**WORK TO DO**
Search the records that follow and extract every line containing the string "punto".

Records
## begin

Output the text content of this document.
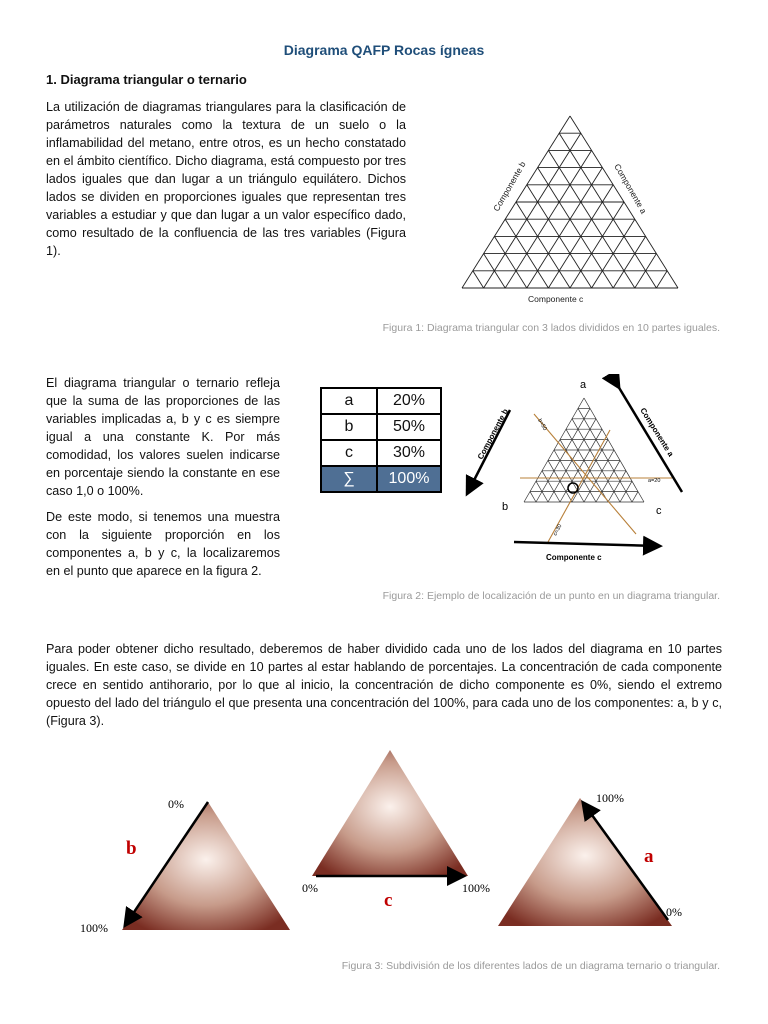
Diagrama QAFP Rocas ígneas
1. Diagrama triangular o ternario
La utilización de diagramas triangulares para la clasificación de parámetros naturales como la textura de un suelo o la inflamabilidad del metano, entre otros, es un hecho constatado en el ámbito científico. Dicho diagrama, está compuesto por tres lados iguales que dan lugar a un triángulo equilátero. Dichos lados se dividen en proporciones iguales que representan tres variables a estudiar y que dan lugar a un valor específico dado, como resultado de la confluencia de las tres variables (Figura 1).
Componente b	Componente a
Componente c
Figura 1: Diagrama triangular con 3 lados divididos en 10 partes iguales.
El diagrama triangular o ternario refleja que la suma de las proporciones de las variables implicadas a, b y c es siempre igual a una constante K. Por más comodidad, los valores suelen indicarse en porcentaje siendo la constante en ese caso 1,0 o 100%.
De este modo, si tenemos una muestra con la siguiente proporción en los componentes a, b y c, la localizaremos en el punto que aparece en la figura 2.
a	20%
b	50%
c	30%
∑	100%
a
b	c
Componente b	Componente a
Componente c
b=50
a=20
c=30
Figura 2: Ejemplo de localización de un punto en un diagrama triangular.
Para poder obtener dicho resultado, deberemos de haber dividido cada uno de los lados del diagrama en 10 partes iguales. En este caso, se divide en 10 partes al estar hablando de porcentajes. La concentración de cada componente crece en sentido antihorario, por lo que al inicio, la concentración de dicho componente es 0%, siendo el extremo opuesto del lado del triángulo el que presenta una concentración del 100%, para cada uno de los componentes: a, b y c, (Figura 3).
0%
100%
b
0%	100%
c
100%
0%
a
Figura 3: Subdivisión de los diferentes lados de un diagrama ternario o triangular.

## end

**ANSWER FOR THE TASK**
De este modo, si tenemos una muestra con la siguiente proporción en los componentes a, b y c, la localizaremos en el punto que aparece en la figura 2.
Figura 2: Ejemplo de localización de un punto en un diagrama triangular.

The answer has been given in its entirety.